EXERCISE DETAILS = Exactly reproduce all the records, keeping pictures out of the copy.
** BEGIN MATERIAL **
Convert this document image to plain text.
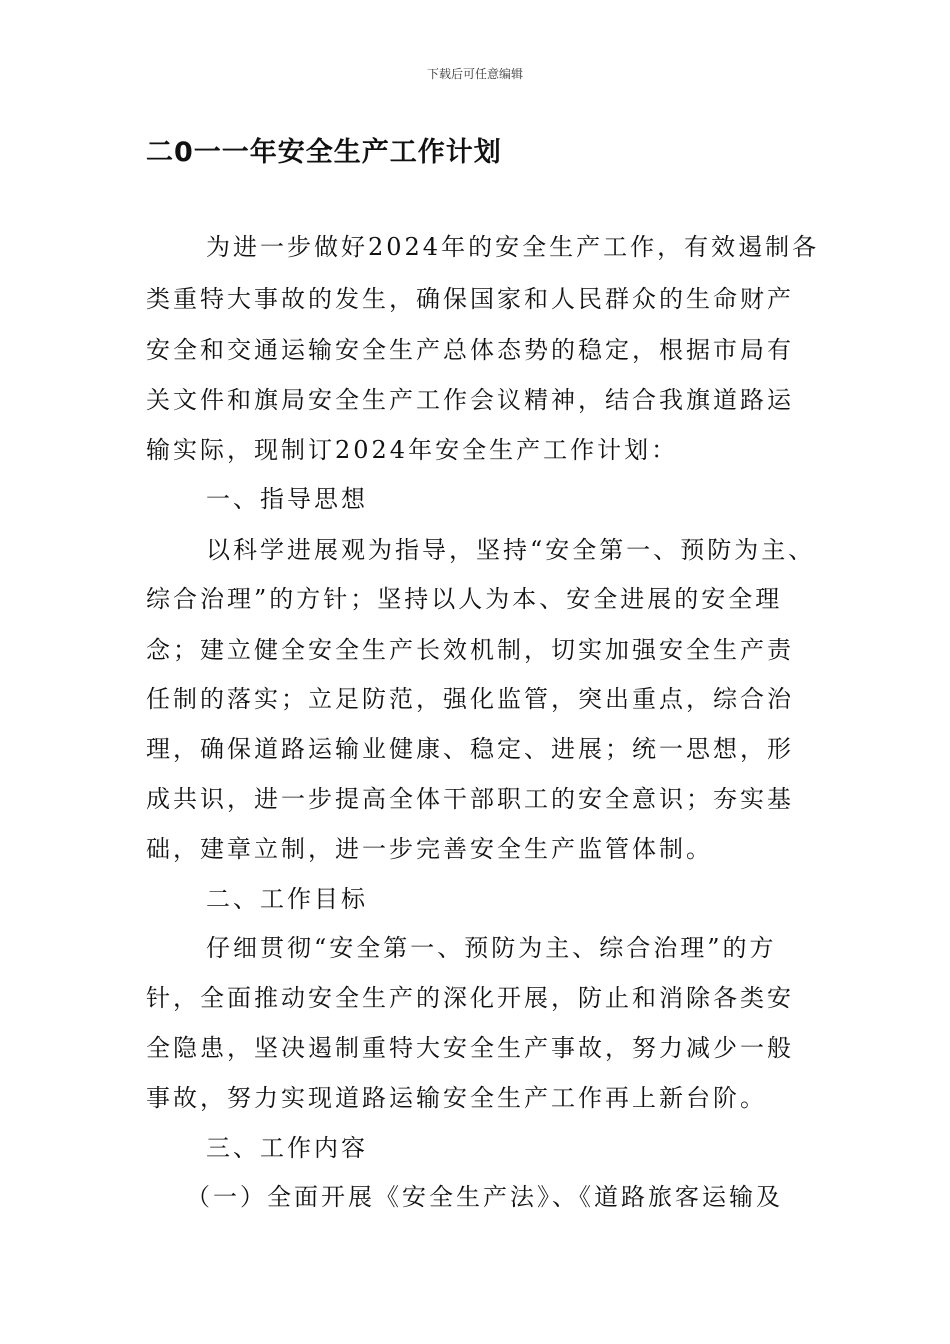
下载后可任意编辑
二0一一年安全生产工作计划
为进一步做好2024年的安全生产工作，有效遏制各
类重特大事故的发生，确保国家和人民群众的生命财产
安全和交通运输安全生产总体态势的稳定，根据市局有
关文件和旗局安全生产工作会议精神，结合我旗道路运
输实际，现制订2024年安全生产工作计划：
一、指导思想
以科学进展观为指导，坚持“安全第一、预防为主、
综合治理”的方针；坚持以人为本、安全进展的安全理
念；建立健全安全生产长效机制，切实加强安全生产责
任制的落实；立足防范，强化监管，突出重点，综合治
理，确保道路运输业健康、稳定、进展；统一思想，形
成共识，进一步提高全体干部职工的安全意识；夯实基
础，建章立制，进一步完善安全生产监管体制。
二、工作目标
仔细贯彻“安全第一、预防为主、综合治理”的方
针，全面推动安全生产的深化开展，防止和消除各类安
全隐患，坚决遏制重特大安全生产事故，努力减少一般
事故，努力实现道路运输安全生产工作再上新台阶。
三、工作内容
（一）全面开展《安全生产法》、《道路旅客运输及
** END MATERIAL **
RESPONSE TO THIS TASK =
Convert this document image to plain text.
下载后可任意编辑
二0一一年安全生产工作计划
为进一步做好2024年的安全生产工作，有效遏制各
类重特大事故的发生，确保国家和人民群众的生命财产
安全和交通运输安全生产总体态势的稳定，根据市局有
关文件和旗局安全生产工作会议精神，结合我旗道路运
输实际，现制订2024年安全生产工作计划：
一、指导思想
以科学进展观为指导，坚持“安全第一、预防为主、
综合治理”的方针；坚持以人为本、安全进展的安全理
念；建立健全安全生产长效机制，切实加强安全生产责
任制的落实；立足防范，强化监管，突出重点，综合治
理，确保道路运输业健康、稳定、进展；统一思想，形
成共识，进一步提高全体干部职工的安全意识；夯实基
础，建章立制，进一步完善安全生产监管体制。
二、工作目标
仔细贯彻“安全第一、预防为主、综合治理”的方
针，全面推动安全生产的深化开展，防止和消除各类安
全隐患，坚决遏制重特大安全生产事故，努力减少一般
事故，努力实现道路运输安全生产工作再上新台阶。
三、工作内容
（一）全面开展《安全生产法》、《道路旅客运输及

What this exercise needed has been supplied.